Figure data in JSON:
____________

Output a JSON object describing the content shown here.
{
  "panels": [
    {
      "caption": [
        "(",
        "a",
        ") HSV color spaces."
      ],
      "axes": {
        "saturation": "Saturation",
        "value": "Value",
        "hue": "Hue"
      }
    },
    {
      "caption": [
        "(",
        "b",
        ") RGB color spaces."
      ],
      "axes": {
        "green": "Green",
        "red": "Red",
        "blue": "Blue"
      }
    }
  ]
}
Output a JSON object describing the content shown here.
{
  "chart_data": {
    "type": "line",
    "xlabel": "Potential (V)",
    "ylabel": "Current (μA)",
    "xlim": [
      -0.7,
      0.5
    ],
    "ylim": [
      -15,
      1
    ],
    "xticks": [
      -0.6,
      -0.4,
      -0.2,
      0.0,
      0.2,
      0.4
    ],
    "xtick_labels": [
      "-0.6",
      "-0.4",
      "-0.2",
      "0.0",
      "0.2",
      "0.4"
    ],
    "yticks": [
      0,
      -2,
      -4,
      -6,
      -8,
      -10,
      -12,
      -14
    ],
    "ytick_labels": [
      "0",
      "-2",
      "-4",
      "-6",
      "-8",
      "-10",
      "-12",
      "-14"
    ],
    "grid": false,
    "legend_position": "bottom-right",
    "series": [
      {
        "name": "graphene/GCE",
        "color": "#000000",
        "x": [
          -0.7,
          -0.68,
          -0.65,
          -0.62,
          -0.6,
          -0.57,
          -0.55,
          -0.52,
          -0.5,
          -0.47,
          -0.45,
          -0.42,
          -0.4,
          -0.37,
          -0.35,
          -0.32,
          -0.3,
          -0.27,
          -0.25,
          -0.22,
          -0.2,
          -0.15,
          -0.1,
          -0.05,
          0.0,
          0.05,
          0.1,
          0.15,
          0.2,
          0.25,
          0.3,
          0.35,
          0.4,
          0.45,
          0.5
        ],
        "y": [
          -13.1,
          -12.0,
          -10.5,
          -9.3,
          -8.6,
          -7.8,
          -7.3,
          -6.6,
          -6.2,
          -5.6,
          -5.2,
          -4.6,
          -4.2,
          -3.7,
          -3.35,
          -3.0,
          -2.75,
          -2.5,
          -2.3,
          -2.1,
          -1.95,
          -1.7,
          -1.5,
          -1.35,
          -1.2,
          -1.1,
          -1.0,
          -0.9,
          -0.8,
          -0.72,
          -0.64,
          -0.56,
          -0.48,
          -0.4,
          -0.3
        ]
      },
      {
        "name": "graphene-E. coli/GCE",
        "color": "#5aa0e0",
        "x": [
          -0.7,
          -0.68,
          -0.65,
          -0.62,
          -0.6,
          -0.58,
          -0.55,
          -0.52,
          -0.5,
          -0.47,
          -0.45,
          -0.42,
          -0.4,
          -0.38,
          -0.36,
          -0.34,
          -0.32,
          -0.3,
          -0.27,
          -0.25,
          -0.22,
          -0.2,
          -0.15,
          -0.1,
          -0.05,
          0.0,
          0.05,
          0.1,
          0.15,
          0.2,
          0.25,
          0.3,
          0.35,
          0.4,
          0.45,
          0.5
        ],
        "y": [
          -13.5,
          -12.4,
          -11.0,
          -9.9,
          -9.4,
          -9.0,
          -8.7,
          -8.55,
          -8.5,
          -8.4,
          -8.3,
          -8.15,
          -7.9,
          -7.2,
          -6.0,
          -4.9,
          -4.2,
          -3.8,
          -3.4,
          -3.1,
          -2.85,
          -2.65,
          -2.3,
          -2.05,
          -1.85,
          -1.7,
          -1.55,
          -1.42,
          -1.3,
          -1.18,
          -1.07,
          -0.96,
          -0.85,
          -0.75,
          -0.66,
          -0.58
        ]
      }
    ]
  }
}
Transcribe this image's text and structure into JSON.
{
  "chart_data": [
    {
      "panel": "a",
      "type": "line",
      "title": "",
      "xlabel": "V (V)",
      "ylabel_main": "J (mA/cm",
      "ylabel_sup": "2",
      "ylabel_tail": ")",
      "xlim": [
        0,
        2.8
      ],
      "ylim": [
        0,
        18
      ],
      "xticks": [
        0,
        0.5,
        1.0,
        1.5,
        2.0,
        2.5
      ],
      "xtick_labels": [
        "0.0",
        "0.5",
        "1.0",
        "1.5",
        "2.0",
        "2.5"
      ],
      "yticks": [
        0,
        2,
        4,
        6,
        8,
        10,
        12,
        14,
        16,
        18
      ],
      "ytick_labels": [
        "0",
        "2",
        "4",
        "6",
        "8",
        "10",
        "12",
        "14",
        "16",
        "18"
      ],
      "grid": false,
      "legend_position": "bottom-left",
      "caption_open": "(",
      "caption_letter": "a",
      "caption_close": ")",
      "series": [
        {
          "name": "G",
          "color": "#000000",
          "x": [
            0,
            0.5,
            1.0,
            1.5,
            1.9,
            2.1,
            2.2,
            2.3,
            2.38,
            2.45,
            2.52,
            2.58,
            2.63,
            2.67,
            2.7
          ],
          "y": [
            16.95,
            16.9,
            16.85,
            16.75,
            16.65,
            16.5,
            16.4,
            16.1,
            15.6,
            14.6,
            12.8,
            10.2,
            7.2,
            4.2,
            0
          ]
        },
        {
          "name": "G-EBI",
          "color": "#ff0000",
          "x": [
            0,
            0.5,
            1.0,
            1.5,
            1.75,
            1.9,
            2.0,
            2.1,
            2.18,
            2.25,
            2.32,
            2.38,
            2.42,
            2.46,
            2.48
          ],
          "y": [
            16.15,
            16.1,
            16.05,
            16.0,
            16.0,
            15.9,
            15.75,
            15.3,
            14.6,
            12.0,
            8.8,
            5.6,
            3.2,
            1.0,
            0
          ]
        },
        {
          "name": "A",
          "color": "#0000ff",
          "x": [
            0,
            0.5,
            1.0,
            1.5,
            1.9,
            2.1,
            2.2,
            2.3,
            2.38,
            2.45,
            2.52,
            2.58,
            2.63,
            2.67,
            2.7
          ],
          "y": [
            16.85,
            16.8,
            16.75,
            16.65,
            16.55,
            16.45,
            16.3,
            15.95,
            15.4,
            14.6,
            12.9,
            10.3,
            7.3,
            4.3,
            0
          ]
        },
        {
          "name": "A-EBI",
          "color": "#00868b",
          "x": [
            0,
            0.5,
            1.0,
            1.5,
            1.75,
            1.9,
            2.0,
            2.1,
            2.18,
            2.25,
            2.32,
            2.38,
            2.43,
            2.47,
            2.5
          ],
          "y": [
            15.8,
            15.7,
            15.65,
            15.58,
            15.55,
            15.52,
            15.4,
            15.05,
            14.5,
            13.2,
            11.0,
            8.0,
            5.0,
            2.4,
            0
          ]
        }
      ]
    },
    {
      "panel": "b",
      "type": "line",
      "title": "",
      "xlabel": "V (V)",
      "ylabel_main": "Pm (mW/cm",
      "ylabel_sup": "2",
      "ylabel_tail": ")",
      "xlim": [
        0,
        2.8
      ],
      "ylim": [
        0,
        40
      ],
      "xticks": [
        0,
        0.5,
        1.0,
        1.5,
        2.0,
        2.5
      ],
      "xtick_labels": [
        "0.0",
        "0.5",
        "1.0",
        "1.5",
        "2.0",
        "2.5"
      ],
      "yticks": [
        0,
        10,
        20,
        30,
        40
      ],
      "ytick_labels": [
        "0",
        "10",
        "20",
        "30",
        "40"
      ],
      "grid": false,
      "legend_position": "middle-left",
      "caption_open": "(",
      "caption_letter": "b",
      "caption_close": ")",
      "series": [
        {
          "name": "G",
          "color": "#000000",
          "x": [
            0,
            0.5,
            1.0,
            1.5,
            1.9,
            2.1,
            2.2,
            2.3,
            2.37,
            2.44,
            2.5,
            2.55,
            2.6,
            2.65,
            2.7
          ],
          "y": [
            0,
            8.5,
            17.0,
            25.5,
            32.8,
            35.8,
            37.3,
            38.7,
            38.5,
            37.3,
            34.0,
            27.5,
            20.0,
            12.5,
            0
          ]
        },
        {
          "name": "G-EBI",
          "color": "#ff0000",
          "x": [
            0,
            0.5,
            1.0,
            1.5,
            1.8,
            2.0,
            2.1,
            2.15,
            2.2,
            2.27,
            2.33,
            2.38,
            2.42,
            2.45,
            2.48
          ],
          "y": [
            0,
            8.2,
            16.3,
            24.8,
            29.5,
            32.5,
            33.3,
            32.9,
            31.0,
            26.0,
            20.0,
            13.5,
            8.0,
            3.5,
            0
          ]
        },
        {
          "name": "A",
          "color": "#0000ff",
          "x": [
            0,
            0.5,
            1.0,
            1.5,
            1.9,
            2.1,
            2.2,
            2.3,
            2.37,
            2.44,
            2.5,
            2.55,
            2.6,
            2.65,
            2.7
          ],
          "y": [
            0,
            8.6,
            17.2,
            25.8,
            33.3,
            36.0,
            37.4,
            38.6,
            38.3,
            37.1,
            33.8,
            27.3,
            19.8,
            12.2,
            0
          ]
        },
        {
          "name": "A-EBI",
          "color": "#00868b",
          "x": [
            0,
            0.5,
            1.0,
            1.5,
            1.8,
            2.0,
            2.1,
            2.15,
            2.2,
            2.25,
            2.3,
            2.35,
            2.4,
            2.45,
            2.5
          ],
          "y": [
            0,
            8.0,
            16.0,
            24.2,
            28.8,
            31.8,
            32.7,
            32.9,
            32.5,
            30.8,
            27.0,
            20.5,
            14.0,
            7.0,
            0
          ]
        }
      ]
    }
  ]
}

____________

Report how many lines in these entries contain "left". Answer with the number only.

2